----- PAGE TEXT

According to the Center for Disease Control (CDC), approximately fifty percent of all travelers will experience a medical issue while traveling abroad. In 2017, there were two billion, four hundred twenty-eight million trips departing from the United States. Out of those trips, four hundred and sixty-two million were business related. Based on this information, approximately two hundred and thirty-one million business travelers will experience some sort of medical crisis while traveling. These statistics point toward one conclusion. Almost all organizations that send employees to travel on their behalf will incur costs associated with providing health care in a foreign location. The question is, how much of that cost can be avoided or reduced, keeping in mind the wellbeing of the employee and the reputation of the organization?
Closely following the threat of a medical incident abroad, in probability and severity, are vehicle accidents and crime. Although global terrorism and geopolitics seem to dominate international headlines, a traveler is much more likely to be in an automobile accident or the victim of a scam, robbery or assault. There must be a balance of preparation, personal and corporate responsibility and global response capabilities in order to ensure employee safety, business continuity and reputation protection.
A TRM program can be implemented through the following prioritized goals;
Obtain Senior leader buy-in.
Identify a clear chain of command to include a Travel Risk Manager, Crisis Management Team Leaders, and Regional Intelligence/Security Analysts.
Initiate the development of a comprehensive TRM policy covering; risk mitigation, traveler tracking, global crisis response, company wide communication, traveler aftercare and traveler training.
Clearly define the mission of the TRM program and write the policy.
Develop an employee training program that implements online training, classroom training, and scenario-based training exercises dependent on traveler vulnerability and location threat levels.
Implement a company wide communication tool.
Implement a policy dissemination plan through lines of business by internal marketing and customer outreach.
Develop or procure an internal traveler tracking platform that integrates with crisis response tools.
Grow travel and security vendor network globally and contract services through vetted, preferred local vendors (ensure Key Performance Indicators (KPI) and an evaluation process is in your policy).
Periodically evaluate the policy through customer surveys, debriefs and policy recommendation.
The main key to implementing a comprehensive TRM Program is senior leader buy-in. Responsibility for the program must be assumed by a security practitioner that understands the unique challenges that come with training, tracking and responding to crisis situations globally. The Travel Risk Manager must also understand commercial organizations and growth goals. There should be a balance between risk taking and risk mitigation. Corporate Security is often looked at as a growth blocker and rightfully so, as often the knee-jerk response to travel risk is the removal of the vulnerable traveler without looking for ways to simply decrease that traveler’s vulnerability and continue with the mission.
TRM requires operations managers to shoulder an enormous amount of risk, based on an inherent lack of control over the actions of employees, who are unsupervised, in an uncontrolled environment, and halfway around the world. Where traditional industrial security would implement physical access control or onsite response measures, travel security cannot impose such controls and must trust the employee to follow the training, instruction and most importantly, written policy provided by the organization.
Without specific TRM policies, operations managers are leaving employees to react to extremely volatile situations on their own. The same level of care and safety policy compliance extended to personnel on a factory floor should be extended to travelers. Managers would likely never send an employee, guest or vendor onto a factory floor without a verbal briefing and posted instructions on where the emergency exits, and evacuation route locations are. Why should travelers receive less resources to do the same abroad?

----------

## WORK TASK 1
In the travel risk management text, how many of the trips that departed from the United States in 2017 were business related?
## WORK TASK 2
Reproduce word for word the passage of the travel risk management text from "Develop an employee" to "and customer outreach.".

----- RECORD SET

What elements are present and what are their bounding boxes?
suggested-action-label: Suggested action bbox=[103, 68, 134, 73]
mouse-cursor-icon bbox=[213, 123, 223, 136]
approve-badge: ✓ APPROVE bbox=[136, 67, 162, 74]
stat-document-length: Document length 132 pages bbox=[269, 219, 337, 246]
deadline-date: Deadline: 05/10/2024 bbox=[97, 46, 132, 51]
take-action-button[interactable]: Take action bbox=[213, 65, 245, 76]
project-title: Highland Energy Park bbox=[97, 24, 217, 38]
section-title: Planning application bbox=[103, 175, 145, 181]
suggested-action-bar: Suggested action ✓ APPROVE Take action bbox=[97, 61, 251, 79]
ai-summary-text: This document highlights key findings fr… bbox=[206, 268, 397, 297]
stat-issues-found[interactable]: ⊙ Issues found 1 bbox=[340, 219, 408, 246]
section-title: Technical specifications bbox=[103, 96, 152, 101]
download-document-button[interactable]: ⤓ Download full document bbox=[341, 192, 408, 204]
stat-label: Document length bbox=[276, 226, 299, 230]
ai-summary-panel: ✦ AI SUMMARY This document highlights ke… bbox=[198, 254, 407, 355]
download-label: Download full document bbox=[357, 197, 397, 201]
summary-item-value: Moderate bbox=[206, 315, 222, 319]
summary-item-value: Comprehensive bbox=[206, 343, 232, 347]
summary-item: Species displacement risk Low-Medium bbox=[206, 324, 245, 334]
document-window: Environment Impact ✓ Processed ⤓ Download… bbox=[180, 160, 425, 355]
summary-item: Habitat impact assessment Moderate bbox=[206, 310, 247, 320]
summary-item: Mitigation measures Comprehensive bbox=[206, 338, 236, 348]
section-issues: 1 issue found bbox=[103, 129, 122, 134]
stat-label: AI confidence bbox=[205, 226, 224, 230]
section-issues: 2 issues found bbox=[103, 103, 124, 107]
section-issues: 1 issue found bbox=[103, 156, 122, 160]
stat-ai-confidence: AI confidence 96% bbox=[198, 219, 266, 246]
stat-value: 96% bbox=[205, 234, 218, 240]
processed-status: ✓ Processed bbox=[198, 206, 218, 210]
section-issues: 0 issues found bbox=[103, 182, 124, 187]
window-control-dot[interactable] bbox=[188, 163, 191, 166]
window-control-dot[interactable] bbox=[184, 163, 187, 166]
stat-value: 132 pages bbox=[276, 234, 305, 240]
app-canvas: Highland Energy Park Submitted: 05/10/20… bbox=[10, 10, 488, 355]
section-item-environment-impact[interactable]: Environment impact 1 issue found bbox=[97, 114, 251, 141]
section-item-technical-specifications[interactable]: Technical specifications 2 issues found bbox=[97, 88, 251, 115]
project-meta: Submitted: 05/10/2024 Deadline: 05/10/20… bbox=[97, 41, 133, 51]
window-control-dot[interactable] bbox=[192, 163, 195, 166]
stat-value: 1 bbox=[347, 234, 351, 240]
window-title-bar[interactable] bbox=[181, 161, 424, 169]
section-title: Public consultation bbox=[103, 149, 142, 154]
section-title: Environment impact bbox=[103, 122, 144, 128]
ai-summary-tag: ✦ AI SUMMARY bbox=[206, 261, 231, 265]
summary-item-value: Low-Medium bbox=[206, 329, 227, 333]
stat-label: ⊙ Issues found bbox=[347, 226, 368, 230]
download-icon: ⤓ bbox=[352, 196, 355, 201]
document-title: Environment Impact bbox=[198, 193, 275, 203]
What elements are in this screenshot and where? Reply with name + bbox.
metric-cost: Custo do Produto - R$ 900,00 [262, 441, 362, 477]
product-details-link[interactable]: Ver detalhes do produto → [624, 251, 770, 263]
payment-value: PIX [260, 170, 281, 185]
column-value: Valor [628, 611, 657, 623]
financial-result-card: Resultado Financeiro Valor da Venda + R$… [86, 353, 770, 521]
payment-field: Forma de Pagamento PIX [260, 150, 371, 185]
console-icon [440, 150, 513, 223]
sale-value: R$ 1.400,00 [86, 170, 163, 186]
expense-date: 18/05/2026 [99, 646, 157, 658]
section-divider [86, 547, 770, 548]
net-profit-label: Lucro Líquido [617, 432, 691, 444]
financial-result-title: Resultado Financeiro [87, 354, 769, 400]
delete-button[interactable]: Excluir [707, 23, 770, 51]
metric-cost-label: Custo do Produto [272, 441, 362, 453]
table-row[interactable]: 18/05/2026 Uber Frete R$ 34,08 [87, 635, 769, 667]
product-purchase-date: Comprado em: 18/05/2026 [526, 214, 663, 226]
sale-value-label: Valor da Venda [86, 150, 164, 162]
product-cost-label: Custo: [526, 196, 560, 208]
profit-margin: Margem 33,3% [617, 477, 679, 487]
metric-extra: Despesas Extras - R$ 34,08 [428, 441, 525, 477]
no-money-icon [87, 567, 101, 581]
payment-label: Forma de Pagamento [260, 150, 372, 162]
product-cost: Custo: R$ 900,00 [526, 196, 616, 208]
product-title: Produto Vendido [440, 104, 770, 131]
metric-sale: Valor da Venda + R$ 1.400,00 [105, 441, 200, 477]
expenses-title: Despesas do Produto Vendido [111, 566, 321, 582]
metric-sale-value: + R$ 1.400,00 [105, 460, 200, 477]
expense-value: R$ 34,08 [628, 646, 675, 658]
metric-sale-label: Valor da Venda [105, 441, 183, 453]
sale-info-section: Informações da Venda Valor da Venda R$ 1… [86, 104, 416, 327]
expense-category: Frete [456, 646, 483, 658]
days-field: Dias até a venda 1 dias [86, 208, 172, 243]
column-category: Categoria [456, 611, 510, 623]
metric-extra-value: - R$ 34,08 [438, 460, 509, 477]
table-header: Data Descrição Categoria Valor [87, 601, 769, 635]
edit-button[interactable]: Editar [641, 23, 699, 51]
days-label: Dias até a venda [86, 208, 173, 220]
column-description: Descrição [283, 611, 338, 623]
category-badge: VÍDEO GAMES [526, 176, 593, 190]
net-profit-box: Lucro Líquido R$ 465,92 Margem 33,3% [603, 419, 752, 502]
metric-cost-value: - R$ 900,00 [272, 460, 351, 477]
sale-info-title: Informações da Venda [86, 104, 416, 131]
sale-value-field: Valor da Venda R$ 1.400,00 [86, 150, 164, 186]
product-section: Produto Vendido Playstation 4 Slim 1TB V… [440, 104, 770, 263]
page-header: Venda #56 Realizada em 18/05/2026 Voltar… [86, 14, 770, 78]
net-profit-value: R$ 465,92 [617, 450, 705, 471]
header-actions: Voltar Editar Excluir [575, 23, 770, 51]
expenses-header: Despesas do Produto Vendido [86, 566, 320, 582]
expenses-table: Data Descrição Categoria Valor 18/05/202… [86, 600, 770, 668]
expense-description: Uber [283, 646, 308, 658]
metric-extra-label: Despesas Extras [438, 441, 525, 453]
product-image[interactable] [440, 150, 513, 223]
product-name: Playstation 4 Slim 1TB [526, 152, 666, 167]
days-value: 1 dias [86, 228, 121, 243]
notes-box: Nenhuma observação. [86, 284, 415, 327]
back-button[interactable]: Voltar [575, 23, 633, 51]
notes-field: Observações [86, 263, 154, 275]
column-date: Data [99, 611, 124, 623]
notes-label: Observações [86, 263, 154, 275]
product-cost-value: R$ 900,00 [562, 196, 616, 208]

----------

## EXERCISE OUTPUT 1
Four hundred and sixty-two million.

## EXERCISE OUTPUT 2
Develop an employee training program that implements online training, classroom training, and scenario-based training exercises dependent on traveler vulnerability and location threat levels.
Implement a company wide communication tool.
Implement a policy dissemination plan through lines of business by internal marketing and customer outreach.